**Travail demandé:**
1 – Selon le texte sur la désinformation politique sur Facebook, dans quelle revue l'étude a-t-elle été publiée ?
2 – Recopiez le passage du texte sur la désinformation politique sur Facebook qui va de « La proportion parle » jusqu'à « Washington, à Washington. » inclus.

**Extrait du document:**
((
Une équipe d’universitaire a réalisé une évaluation quantitative inédite des fausses informations politiques sur le réseau social. Sur près de 14 millions de posts contenant des images, 23% sont trompeurs.
La proportion parle d’elle-même : sur 14 millions de posts Facebook à contenu politique, 23% sont de fausses informations. C’est le résultat d’une étude inédite par son ampleur menée par trois chercheurs spécialistes de médias et de numérique à l’université A&M du Texas, à l’université Columbia de New York et à l’université George Washington, à Washington.
Parue fin février 2023 dans le Journal of Communication, elle porte sur la campagne présidentielle américaine de 2020 et se concentre sur la désinformation visuelle, à savoir celle qui est véhiculée par des images et des vidéos, et pas seulement du texte : images truquées, mèmes, images authentiques avec légendes et commentaires trompeurs, captures d’écran, etc.
))
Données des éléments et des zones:
((
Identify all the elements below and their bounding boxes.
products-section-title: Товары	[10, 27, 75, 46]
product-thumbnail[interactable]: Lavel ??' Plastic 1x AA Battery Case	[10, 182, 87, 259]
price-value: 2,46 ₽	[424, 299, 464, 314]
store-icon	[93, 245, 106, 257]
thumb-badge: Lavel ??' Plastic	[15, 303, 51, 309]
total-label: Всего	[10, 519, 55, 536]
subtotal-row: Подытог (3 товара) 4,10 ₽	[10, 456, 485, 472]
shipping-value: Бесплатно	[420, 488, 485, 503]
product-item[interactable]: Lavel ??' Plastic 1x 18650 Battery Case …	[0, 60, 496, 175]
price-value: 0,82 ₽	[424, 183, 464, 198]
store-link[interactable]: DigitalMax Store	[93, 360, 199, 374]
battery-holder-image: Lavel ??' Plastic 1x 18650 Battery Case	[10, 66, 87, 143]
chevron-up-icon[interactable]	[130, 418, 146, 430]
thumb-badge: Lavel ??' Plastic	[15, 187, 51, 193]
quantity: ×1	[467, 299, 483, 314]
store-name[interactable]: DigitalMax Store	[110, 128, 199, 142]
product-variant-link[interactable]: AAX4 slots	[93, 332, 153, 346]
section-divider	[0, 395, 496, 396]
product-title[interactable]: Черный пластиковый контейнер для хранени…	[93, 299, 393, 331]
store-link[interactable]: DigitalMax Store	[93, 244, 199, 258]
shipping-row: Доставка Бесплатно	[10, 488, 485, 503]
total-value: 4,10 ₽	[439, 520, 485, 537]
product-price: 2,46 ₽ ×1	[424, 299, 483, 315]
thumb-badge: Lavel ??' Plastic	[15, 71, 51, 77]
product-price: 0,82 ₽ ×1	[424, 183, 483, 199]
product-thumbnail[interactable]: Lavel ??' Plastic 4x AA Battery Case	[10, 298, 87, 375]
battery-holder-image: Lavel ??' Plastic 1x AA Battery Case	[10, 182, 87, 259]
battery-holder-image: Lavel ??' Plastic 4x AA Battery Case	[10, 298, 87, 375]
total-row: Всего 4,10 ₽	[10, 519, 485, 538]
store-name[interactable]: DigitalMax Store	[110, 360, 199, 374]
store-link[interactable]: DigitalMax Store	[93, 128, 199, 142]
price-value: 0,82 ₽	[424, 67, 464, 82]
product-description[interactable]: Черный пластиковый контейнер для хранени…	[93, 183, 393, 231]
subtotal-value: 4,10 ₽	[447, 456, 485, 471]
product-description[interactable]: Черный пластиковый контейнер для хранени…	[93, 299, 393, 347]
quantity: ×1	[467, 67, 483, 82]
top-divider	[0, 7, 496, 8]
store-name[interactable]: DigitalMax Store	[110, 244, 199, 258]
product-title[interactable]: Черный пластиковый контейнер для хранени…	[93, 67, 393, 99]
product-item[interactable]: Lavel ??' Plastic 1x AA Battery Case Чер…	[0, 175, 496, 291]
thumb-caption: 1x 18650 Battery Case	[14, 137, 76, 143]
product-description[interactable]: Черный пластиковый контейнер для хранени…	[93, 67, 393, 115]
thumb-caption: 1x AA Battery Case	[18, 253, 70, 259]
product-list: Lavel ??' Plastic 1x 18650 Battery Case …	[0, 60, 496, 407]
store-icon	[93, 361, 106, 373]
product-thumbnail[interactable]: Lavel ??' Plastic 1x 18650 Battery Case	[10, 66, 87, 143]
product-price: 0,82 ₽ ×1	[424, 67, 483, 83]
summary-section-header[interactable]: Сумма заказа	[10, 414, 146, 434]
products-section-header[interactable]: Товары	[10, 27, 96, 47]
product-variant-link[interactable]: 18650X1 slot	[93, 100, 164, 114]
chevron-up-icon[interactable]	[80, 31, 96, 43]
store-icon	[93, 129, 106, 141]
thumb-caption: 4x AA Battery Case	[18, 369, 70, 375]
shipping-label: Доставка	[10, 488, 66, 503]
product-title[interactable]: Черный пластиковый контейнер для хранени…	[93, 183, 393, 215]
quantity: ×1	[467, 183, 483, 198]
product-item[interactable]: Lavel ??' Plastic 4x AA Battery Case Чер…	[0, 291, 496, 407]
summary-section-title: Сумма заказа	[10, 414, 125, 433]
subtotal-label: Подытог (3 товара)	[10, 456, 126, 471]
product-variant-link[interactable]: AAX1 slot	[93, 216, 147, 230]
))
**Réponses attendues:**
1 – Dans le Journal of Communication.

2 –
La proportion parle d’elle-même : sur 14 millions de posts Facebook à contenu politique, 23% sont de fausses informations. C’est le résultat d’une étude inédite par son ampleur menée par trois chercheurs spécialistes de médias et de numérique à l’université A&M du Texas, à l’université Columbia de New York et à l’université George Washington, à Washington.